GIVEN EXERCISE:
Locate and copy each line in the data that contains the word "Contributions".

[Records from a data source]
[Start]
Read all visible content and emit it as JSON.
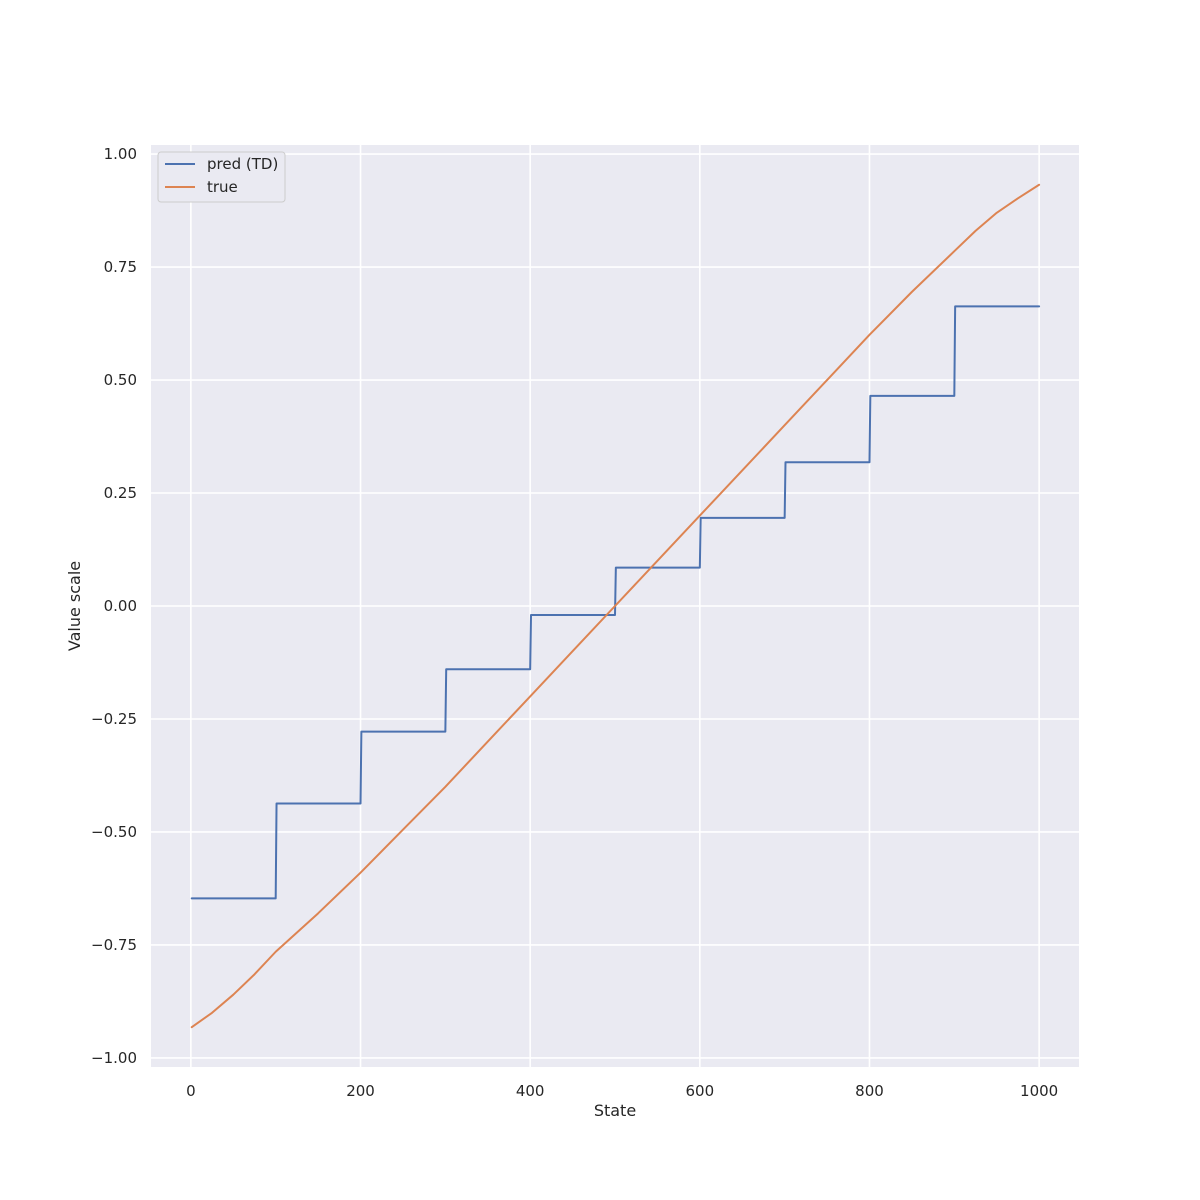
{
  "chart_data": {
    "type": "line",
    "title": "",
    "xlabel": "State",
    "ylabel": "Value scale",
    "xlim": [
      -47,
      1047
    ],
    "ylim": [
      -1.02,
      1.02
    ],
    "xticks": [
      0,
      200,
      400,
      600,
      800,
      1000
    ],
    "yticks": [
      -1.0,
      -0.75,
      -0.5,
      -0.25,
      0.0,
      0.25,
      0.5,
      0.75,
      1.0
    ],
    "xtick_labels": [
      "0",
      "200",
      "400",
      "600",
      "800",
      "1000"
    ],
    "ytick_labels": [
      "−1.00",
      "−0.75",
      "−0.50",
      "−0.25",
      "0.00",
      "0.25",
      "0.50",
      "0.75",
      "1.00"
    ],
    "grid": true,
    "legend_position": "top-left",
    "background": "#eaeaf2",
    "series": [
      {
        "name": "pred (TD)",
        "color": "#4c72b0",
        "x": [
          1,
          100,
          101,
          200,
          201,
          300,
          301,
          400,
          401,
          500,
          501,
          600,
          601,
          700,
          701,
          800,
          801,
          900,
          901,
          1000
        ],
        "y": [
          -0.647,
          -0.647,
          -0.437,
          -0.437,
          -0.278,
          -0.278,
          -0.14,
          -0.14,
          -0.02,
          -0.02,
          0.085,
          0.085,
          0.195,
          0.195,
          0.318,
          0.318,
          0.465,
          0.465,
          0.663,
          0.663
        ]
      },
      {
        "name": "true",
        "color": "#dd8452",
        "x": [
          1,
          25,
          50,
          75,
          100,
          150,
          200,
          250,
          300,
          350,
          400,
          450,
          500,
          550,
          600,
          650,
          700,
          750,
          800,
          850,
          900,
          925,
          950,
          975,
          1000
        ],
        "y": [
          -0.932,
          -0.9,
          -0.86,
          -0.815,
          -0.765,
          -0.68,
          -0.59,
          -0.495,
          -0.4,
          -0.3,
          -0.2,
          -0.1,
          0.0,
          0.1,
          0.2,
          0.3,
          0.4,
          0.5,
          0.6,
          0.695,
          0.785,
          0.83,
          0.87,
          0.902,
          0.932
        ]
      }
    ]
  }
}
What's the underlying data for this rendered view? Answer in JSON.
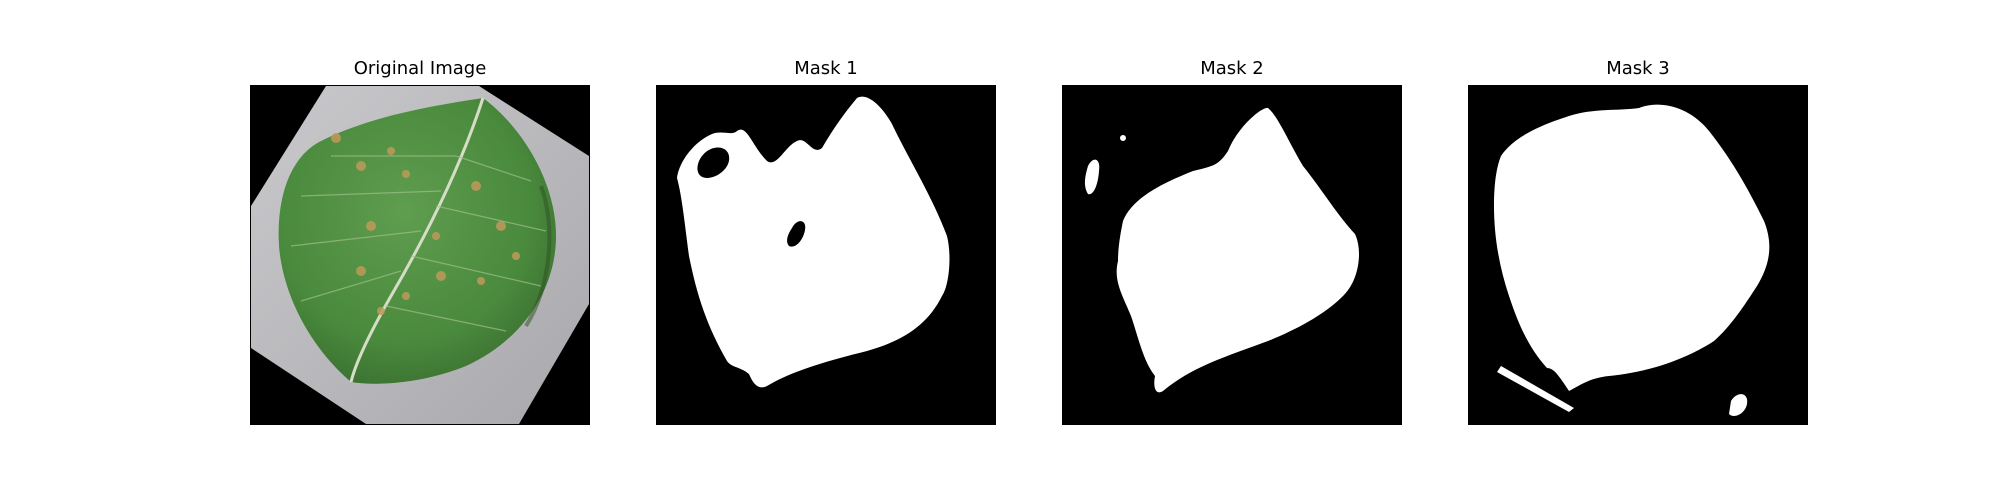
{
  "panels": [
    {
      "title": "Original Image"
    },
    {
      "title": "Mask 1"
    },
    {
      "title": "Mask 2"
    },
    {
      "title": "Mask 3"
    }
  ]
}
[End]
[Start]
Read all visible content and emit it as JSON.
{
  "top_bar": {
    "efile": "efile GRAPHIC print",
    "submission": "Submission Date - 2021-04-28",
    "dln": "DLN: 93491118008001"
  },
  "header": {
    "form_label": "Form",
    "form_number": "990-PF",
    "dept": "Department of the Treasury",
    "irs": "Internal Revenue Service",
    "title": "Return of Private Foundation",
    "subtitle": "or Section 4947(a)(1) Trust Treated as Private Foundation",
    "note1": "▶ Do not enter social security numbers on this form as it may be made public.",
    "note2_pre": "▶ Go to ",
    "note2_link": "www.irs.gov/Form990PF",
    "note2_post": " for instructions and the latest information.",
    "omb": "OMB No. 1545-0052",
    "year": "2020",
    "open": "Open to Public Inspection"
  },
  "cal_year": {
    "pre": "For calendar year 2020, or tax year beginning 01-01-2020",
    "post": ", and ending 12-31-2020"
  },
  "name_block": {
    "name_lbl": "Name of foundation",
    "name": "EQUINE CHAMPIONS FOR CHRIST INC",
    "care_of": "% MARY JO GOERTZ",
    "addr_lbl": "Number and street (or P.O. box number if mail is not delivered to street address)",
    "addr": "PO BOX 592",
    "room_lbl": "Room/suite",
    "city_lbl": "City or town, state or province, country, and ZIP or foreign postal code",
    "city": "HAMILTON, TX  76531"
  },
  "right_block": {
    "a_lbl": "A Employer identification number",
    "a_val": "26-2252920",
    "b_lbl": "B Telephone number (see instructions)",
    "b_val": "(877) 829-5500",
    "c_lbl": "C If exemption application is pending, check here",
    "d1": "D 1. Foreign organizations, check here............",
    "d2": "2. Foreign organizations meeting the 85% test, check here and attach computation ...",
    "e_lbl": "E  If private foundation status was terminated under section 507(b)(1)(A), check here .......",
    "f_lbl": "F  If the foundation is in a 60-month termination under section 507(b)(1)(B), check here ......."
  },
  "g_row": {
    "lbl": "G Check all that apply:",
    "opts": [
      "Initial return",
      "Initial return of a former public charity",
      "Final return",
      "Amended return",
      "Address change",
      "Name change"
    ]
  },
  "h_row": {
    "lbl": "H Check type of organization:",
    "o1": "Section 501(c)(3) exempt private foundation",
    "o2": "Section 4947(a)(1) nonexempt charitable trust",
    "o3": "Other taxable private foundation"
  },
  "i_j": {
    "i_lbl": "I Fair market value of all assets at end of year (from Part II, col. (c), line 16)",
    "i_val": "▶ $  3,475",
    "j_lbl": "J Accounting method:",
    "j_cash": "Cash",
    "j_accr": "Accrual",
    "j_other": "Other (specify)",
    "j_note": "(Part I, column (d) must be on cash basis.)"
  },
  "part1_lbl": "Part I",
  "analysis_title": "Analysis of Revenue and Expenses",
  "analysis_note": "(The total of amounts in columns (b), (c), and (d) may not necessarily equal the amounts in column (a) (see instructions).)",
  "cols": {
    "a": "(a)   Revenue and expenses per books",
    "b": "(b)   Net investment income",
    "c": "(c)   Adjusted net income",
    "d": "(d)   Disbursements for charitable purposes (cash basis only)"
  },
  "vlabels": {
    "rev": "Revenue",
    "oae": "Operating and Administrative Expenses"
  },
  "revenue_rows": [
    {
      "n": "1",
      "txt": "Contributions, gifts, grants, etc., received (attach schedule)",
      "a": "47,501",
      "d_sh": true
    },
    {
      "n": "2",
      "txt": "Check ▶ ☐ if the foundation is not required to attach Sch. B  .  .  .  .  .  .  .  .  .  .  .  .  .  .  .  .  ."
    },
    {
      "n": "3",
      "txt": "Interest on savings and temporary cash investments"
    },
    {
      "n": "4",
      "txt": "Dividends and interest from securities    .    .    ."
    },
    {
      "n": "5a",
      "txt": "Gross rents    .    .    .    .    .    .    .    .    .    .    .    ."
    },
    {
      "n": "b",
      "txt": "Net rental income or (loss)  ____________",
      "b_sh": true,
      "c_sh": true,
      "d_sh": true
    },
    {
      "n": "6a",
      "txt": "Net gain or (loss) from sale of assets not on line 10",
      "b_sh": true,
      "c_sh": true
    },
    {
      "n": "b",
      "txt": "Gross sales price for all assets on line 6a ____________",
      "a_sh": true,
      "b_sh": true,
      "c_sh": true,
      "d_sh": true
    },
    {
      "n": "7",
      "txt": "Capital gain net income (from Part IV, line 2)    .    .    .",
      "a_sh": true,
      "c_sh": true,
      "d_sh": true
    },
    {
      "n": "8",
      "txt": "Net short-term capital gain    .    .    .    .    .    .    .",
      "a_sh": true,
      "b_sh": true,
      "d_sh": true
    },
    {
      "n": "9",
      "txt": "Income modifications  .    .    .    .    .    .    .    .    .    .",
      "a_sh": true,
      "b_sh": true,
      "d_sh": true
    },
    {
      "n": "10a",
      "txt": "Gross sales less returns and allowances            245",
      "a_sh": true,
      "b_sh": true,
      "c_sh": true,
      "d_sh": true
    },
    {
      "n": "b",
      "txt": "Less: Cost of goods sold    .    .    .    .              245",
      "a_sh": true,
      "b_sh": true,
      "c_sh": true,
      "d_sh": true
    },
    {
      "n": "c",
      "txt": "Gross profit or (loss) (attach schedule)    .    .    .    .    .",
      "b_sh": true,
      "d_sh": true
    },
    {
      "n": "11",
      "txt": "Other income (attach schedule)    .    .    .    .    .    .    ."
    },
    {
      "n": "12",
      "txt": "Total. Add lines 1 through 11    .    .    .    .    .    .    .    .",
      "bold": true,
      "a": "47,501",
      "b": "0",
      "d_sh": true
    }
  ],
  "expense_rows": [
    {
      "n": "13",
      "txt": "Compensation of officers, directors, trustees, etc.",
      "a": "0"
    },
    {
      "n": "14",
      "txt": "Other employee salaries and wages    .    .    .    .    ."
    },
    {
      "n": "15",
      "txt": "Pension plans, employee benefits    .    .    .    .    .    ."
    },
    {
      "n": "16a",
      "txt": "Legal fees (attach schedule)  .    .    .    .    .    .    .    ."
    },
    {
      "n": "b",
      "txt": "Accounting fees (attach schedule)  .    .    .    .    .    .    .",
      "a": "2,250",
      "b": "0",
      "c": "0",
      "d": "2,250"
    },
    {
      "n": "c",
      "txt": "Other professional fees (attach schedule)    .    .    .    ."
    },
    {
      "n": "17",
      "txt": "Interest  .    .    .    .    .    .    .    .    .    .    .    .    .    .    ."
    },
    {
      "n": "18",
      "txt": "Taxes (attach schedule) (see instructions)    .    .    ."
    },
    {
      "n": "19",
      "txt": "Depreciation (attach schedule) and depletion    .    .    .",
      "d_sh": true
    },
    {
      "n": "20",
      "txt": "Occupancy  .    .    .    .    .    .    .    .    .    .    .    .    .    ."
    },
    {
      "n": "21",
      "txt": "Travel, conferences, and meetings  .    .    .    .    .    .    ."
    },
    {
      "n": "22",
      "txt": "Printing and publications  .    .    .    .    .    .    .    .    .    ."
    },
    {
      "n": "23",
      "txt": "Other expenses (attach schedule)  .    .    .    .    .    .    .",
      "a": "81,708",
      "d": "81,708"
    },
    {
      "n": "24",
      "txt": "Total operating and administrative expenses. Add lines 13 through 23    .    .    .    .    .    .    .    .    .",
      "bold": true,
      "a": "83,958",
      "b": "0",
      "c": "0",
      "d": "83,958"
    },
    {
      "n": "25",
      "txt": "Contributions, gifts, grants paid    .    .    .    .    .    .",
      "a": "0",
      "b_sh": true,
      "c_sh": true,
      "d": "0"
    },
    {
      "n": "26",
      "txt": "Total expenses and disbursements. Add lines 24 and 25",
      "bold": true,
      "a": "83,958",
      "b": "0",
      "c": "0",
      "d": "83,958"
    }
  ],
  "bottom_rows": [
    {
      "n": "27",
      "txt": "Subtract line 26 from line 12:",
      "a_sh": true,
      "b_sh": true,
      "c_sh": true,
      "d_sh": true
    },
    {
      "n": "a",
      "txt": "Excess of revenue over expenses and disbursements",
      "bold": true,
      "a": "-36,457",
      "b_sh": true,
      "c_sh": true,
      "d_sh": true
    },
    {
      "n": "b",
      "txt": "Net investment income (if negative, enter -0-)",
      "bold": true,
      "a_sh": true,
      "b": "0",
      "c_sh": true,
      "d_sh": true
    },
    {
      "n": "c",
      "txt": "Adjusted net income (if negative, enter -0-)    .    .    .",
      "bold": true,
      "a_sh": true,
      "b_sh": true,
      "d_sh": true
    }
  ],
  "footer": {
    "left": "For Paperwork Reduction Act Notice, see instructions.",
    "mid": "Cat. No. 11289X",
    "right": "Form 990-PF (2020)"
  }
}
[End]
[Start]
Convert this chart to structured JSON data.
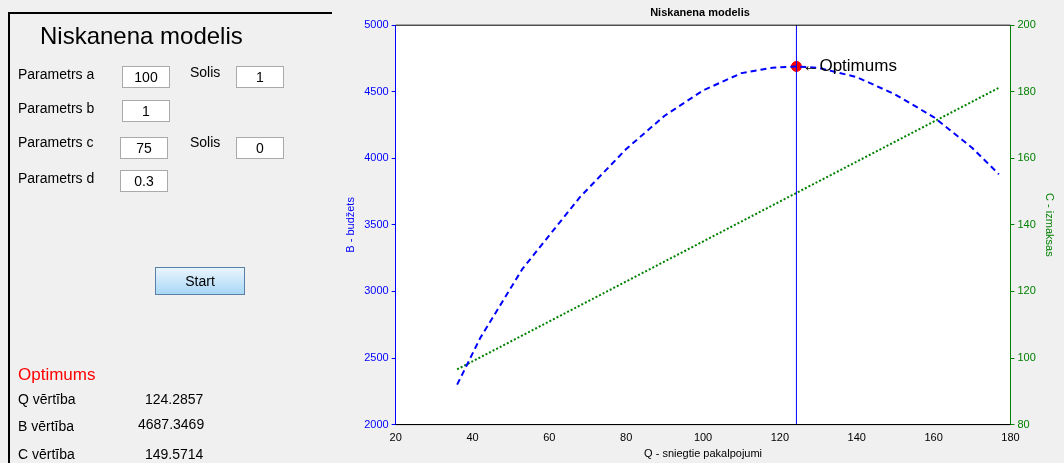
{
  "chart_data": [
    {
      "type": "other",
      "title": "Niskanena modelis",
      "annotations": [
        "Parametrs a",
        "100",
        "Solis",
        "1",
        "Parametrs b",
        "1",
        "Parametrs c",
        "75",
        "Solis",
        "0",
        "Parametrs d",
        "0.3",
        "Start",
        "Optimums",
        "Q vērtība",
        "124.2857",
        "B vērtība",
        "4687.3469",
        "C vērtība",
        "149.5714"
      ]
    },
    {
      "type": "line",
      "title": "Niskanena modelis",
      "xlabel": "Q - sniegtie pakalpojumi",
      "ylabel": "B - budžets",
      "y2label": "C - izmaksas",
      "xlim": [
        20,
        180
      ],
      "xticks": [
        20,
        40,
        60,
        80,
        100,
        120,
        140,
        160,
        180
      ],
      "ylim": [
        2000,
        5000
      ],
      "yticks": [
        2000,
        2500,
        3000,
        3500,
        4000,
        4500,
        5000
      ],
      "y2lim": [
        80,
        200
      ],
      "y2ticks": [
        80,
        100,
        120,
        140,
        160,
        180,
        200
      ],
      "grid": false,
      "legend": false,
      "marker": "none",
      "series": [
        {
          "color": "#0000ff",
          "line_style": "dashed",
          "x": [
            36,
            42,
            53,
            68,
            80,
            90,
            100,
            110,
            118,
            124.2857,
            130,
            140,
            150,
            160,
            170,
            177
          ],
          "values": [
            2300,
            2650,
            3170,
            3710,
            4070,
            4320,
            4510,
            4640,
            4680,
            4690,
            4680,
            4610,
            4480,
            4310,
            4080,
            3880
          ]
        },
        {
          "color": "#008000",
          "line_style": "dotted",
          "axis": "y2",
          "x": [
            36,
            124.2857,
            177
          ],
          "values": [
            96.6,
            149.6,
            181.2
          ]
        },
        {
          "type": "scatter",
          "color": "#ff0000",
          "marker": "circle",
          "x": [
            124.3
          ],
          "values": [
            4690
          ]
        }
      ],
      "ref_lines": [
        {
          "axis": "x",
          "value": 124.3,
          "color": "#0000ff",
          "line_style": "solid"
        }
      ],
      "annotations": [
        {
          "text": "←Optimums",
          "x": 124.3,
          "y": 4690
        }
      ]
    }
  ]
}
[End]
TASK ANSWER:
      "txt": "Contributions, gifts, grants, etc., received (attach schedule)",
      "txt": "Contributions, gifts, grants paid    .    .    .    .    .    .",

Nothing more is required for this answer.